--- start of SOURCE RECORDS ---
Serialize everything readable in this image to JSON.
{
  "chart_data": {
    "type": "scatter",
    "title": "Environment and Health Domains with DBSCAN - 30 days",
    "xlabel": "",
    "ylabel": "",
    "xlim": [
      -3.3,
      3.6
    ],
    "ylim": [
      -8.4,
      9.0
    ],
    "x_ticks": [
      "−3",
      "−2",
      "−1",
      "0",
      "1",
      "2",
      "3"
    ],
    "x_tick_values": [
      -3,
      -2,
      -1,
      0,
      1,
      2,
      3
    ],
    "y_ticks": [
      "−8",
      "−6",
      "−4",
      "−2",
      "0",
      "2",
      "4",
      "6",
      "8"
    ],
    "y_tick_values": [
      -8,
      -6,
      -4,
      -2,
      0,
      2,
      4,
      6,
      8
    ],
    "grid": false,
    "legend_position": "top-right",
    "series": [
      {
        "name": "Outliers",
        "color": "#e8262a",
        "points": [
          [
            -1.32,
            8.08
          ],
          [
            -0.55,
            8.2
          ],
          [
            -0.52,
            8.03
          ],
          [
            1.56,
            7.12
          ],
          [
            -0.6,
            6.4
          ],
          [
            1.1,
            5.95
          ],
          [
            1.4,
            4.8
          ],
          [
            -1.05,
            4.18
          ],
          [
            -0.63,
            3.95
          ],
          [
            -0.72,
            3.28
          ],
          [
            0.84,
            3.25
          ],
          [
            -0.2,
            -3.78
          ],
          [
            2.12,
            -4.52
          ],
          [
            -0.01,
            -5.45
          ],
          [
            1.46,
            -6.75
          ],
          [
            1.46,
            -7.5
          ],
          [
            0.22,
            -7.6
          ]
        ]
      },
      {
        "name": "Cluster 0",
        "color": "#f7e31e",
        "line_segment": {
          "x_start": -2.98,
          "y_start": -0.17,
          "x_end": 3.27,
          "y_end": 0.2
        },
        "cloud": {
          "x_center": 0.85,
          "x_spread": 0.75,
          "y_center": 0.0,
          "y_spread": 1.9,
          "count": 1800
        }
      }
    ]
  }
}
--- end of SOURCE RECORDS ---
### TASK GOAL
Each record above should be repeated exactly as it appears.

### RESPONSE
Serialize everything readable in this image to JSON.
{
  "chart_data": {
    "type": "scatter",
    "title": "Environment and Health Domains with DBSCAN - 30 days",
    "xlabel": "",
    "ylabel": "",
    "xlim": [
      -3.3,
      3.6
    ],
    "ylim": [
      -8.4,
      9.0
    ],
    "x_ticks": [
      "−3",
      "−2",
      "−1",
      "0",
      "1",
      "2",
      "3"
    ],
    "x_tick_values": [
      -3,
      -2,
      -1,
      0,
      1,
      2,
      3
    ],
    "y_ticks": [
      "−8",
      "−6",
      "−4",
      "−2",
      "0",
      "2",
      "4",
      "6",
      "8"
    ],
    "y_tick_values": [
      -8,
      -6,
      -4,
      -2,
      0,
      2,
      4,
      6,
      8
    ],
    "grid": false,
    "legend_position": "top-right",
    "series": [
      {
        "name": "Outliers",
        "color": "#e8262a",
        "points": [
          [
            -1.32,
            8.08
          ],
          [
            -0.55,
            8.2
          ],
          [
            -0.52,
            8.03
          ],
          [
            1.56,
            7.12
          ],
          [
            -0.6,
            6.4
          ],
          [
            1.1,
            5.95
          ],
          [
            1.4,
            4.8
          ],
          [
            -1.05,
            4.18
          ],
          [
            -0.63,
            3.95
          ],
          [
            -0.72,
            3.28
          ],
          [
            0.84,
            3.25
          ],
          [
            -0.2,
            -3.78
          ],
          [
            2.12,
            -4.52
          ],
          [
            -0.01,
            -5.45
          ],
          [
            1.46,
            -6.75
          ],
          [
            1.46,
            -7.5
          ],
          [
            0.22,
            -7.6
          ]
        ]
      },
      {
        "name": "Cluster 0",
        "color": "#f7e31e",
        "line_segment": {
          "x_start": -2.98,
          "y_start": -0.17,
          "x_end": 3.27,
          "y_end": 0.2
        },
        "cloud": {
          "x_center": 0.85,
          "x_spread": 0.75,
          "y_center": 0.0,
          "y_spread": 1.9,
          "count": 1800
        }
      }
    ]
  }
}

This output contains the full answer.